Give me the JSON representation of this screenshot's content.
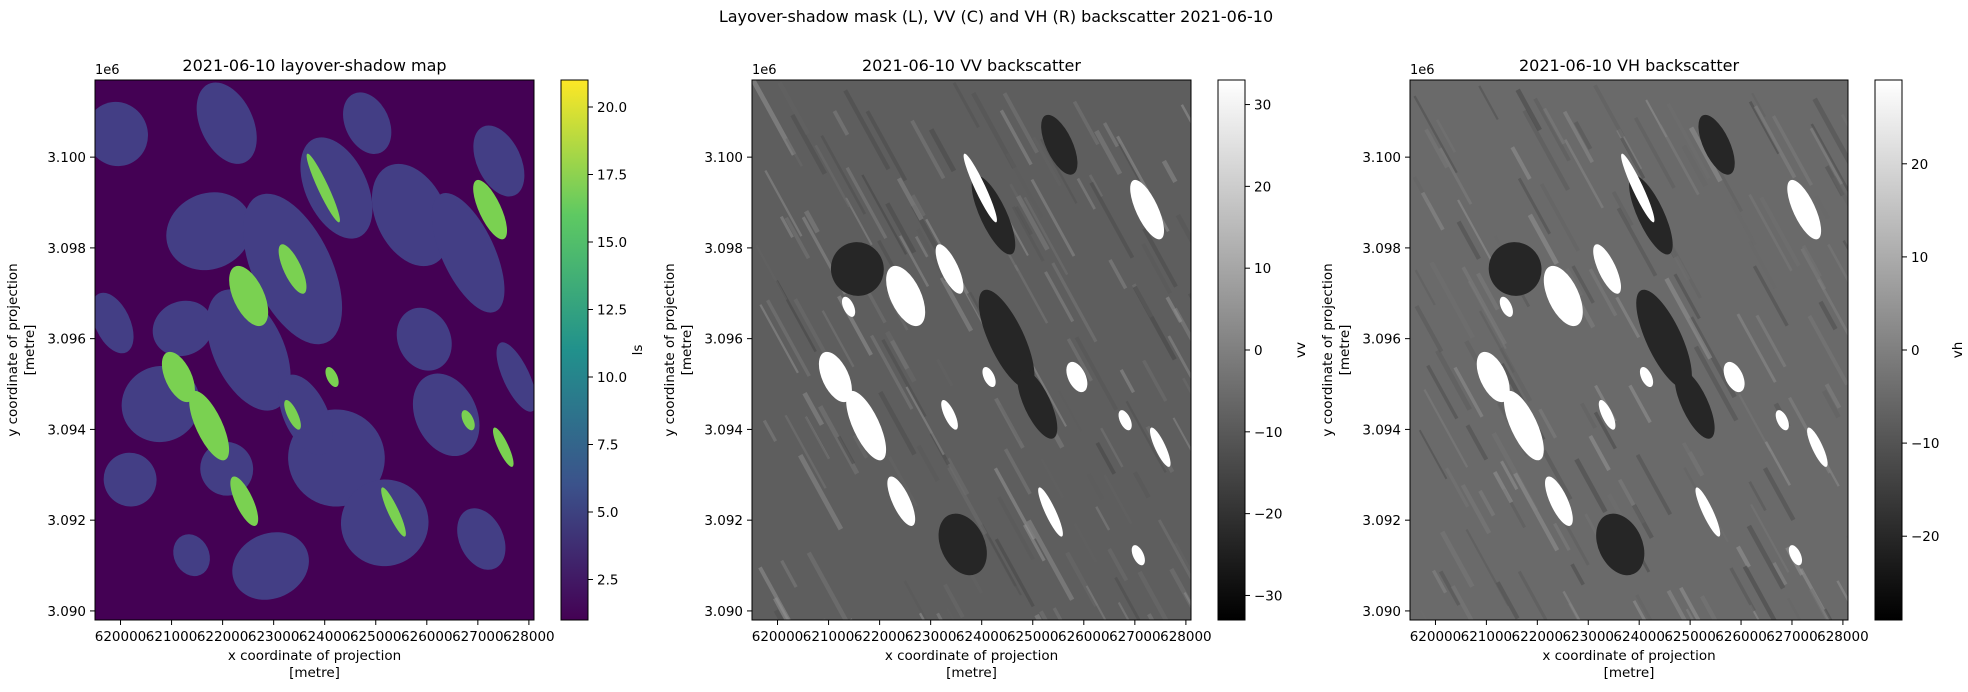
{
  "suptitle": "Layover-shadow mask (L), VV (C) and VH (R) backscatter 2021-06-10",
  "colors": {
    "viridis": [
      "#440154",
      "#3b528b",
      "#21918c",
      "#5ec962",
      "#fde725"
    ],
    "mask_background": "#440154",
    "mask_patch": "#433e85",
    "mask_green": "#7ad151",
    "nodata_white": "#ffffff"
  },
  "chart_data": [
    {
      "type": "heatmap",
      "title": "2021-06-10 layover-shadow map",
      "xlabel": "x coordinate of projection",
      "xlabel_unit": "[metre]",
      "ylabel": "y coordinate of projection",
      "ylabel_unit": "[metre]",
      "y_offset_label": "1e6",
      "xlim": [
        619500,
        628100
      ],
      "ylim": [
        3.0898,
        3.1017
      ],
      "x_ticks": [
        620000,
        621000,
        622000,
        623000,
        624000,
        625000,
        626000,
        627000,
        628000
      ],
      "x_tick_labels": [
        "620000",
        "621000",
        "622000",
        "623000",
        "624000",
        "625000",
        "626000",
        "627000",
        "628000"
      ],
      "y_ticks": [
        3.09,
        3.092,
        3.094,
        3.096,
        3.098,
        3.1
      ],
      "y_tick_labels": [
        "3.090",
        "3.092",
        "3.094",
        "3.096",
        "3.098",
        "3.100"
      ],
      "colorbar": {
        "label": "ls",
        "cmap": "viridis",
        "range": [
          1,
          21
        ],
        "ticks": [
          2.5,
          5.0,
          7.5,
          10.0,
          12.5,
          15.0,
          17.5,
          20.0
        ],
        "tick_labels": [
          "2.5",
          "5.0",
          "7.5",
          "10.0",
          "12.5",
          "15.0",
          "17.5",
          "20.0"
        ]
      }
    },
    {
      "type": "heatmap",
      "title": "2021-06-10 VV backscatter",
      "xlabel": "x coordinate of projection",
      "xlabel_unit": "[metre]",
      "ylabel": "y coordinate of projection",
      "ylabel_unit": "[metre]",
      "y_offset_label": "1e6",
      "xlim": [
        619500,
        628100
      ],
      "ylim": [
        3.0898,
        3.1017
      ],
      "x_ticks": [
        620000,
        621000,
        622000,
        623000,
        624000,
        625000,
        626000,
        627000,
        628000
      ],
      "x_tick_labels": [
        "620000",
        "621000",
        "622000",
        "623000",
        "624000",
        "625000",
        "626000",
        "627000",
        "628000"
      ],
      "y_ticks": [
        3.09,
        3.092,
        3.094,
        3.096,
        3.098,
        3.1
      ],
      "y_tick_labels": [
        "3.090",
        "3.092",
        "3.094",
        "3.096",
        "3.098",
        "3.100"
      ],
      "colorbar": {
        "label": "vv",
        "cmap": "gray",
        "range": [
          -33,
          33
        ],
        "ticks": [
          -30,
          -20,
          -10,
          0,
          10,
          20,
          30
        ],
        "tick_labels": [
          "−30",
          "−20",
          "−10",
          "0",
          "10",
          "20",
          "30"
        ]
      }
    },
    {
      "type": "heatmap",
      "title": "2021-06-10 VH backscatter",
      "xlabel": "x coordinate of projection",
      "xlabel_unit": "[metre]",
      "ylabel": "y coordinate of projection",
      "ylabel_unit": "[metre]",
      "y_offset_label": "1e6",
      "xlim": [
        619500,
        628100
      ],
      "ylim": [
        3.0898,
        3.1017
      ],
      "x_ticks": [
        620000,
        621000,
        622000,
        623000,
        624000,
        625000,
        626000,
        627000,
        628000
      ],
      "x_tick_labels": [
        "620000",
        "621000",
        "622000",
        "623000",
        "624000",
        "625000",
        "626000",
        "627000",
        "628000"
      ],
      "y_ticks": [
        3.09,
        3.092,
        3.094,
        3.096,
        3.098,
        3.1
      ],
      "y_tick_labels": [
        "3.090",
        "3.092",
        "3.094",
        "3.096",
        "3.098",
        "3.100"
      ],
      "colorbar": {
        "label": "vh",
        "cmap": "gray",
        "range": [
          -29,
          29
        ],
        "ticks": [
          -20,
          -10,
          0,
          10,
          20
        ],
        "tick_labels": [
          "−20",
          "−10",
          "0",
          "10",
          "20"
        ]
      }
    }
  ]
}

◆ ◆ ◆ ◆

• **What is asked**
Leave out the pictures and copy the rest of the material above exactly.

• **Finished answer**
Give me the JSON representation of this screenshot's content.
{
  "suptitle": "Layover-shadow mask (L), VV (C) and VH (R) backscatter 2021-06-10",
  "colors": {
    "viridis": [
      "#440154",
      "#3b528b",
      "#21918c",
      "#5ec962",
      "#fde725"
    ],
    "mask_background": "#440154",
    "mask_patch": "#433e85",
    "mask_green": "#7ad151",
    "nodata_white": "#ffffff"
  },
  "chart_data": [
    {
      "type": "heatmap",
      "title": "2021-06-10 layover-shadow map",
      "xlabel": "x coordinate of projection",
      "xlabel_unit": "[metre]",
      "ylabel": "y coordinate of projection",
      "ylabel_unit": "[metre]",
      "y_offset_label": "1e6",
      "xlim": [
        619500,
        628100
      ],
      "ylim": [
        3.0898,
        3.1017
      ],
      "x_ticks": [
        620000,
        621000,
        622000,
        623000,
        624000,
        625000,
        626000,
        627000,
        628000
      ],
      "x_tick_labels": [
        "620000",
        "621000",
        "622000",
        "623000",
        "624000",
        "625000",
        "626000",
        "627000",
        "628000"
      ],
      "y_ticks": [
        3.09,
        3.092,
        3.094,
        3.096,
        3.098,
        3.1
      ],
      "y_tick_labels": [
        "3.090",
        "3.092",
        "3.094",
        "3.096",
        "3.098",
        "3.100"
      ],
      "colorbar": {
        "label": "ls",
        "cmap": "viridis",
        "range": [
          1,
          21
        ],
        "ticks": [
          2.5,
          5.0,
          7.5,
          10.0,
          12.5,
          15.0,
          17.5,
          20.0
        ],
        "tick_labels": [
          "2.5",
          "5.0",
          "7.5",
          "10.0",
          "12.5",
          "15.0",
          "17.5",
          "20.0"
        ]
      }
    },
    {
      "type": "heatmap",
      "title": "2021-06-10 VV backscatter",
      "xlabel": "x coordinate of projection",
      "xlabel_unit": "[metre]",
      "ylabel": "y coordinate of projection",
      "ylabel_unit": "[metre]",
      "y_offset_label": "1e6",
      "xlim": [
        619500,
        628100
      ],
      "ylim": [
        3.0898,
        3.1017
      ],
      "x_ticks": [
        620000,
        621000,
        622000,
        623000,
        624000,
        625000,
        626000,
        627000,
        628000
      ],
      "x_tick_labels": [
        "620000",
        "621000",
        "622000",
        "623000",
        "624000",
        "625000",
        "626000",
        "627000",
        "628000"
      ],
      "y_ticks": [
        3.09,
        3.092,
        3.094,
        3.096,
        3.098,
        3.1
      ],
      "y_tick_labels": [
        "3.090",
        "3.092",
        "3.094",
        "3.096",
        "3.098",
        "3.100"
      ],
      "colorbar": {
        "label": "vv",
        "cmap": "gray",
        "range": [
          -33,
          33
        ],
        "ticks": [
          -30,
          -20,
          -10,
          0,
          10,
          20,
          30
        ],
        "tick_labels": [
          "−30",
          "−20",
          "−10",
          "0",
          "10",
          "20",
          "30"
        ]
      }
    },
    {
      "type": "heatmap",
      "title": "2021-06-10 VH backscatter",
      "xlabel": "x coordinate of projection",
      "xlabel_unit": "[metre]",
      "ylabel": "y coordinate of projection",
      "ylabel_unit": "[metre]",
      "y_offset_label": "1e6",
      "xlim": [
        619500,
        628100
      ],
      "ylim": [
        3.0898,
        3.1017
      ],
      "x_ticks": [
        620000,
        621000,
        622000,
        623000,
        624000,
        625000,
        626000,
        627000,
        628000
      ],
      "x_tick_labels": [
        "620000",
        "621000",
        "622000",
        "623000",
        "624000",
        "625000",
        "626000",
        "627000",
        "628000"
      ],
      "y_ticks": [
        3.09,
        3.092,
        3.094,
        3.096,
        3.098,
        3.1
      ],
      "y_tick_labels": [
        "3.090",
        "3.092",
        "3.094",
        "3.096",
        "3.098",
        "3.100"
      ],
      "colorbar": {
        "label": "vh",
        "cmap": "gray",
        "range": [
          -29,
          29
        ],
        "ticks": [
          -20,
          -10,
          0,
          10,
          20
        ],
        "tick_labels": [
          "−20",
          "−10",
          "0",
          "10",
          "20"
        ]
      }
    }
  ]
}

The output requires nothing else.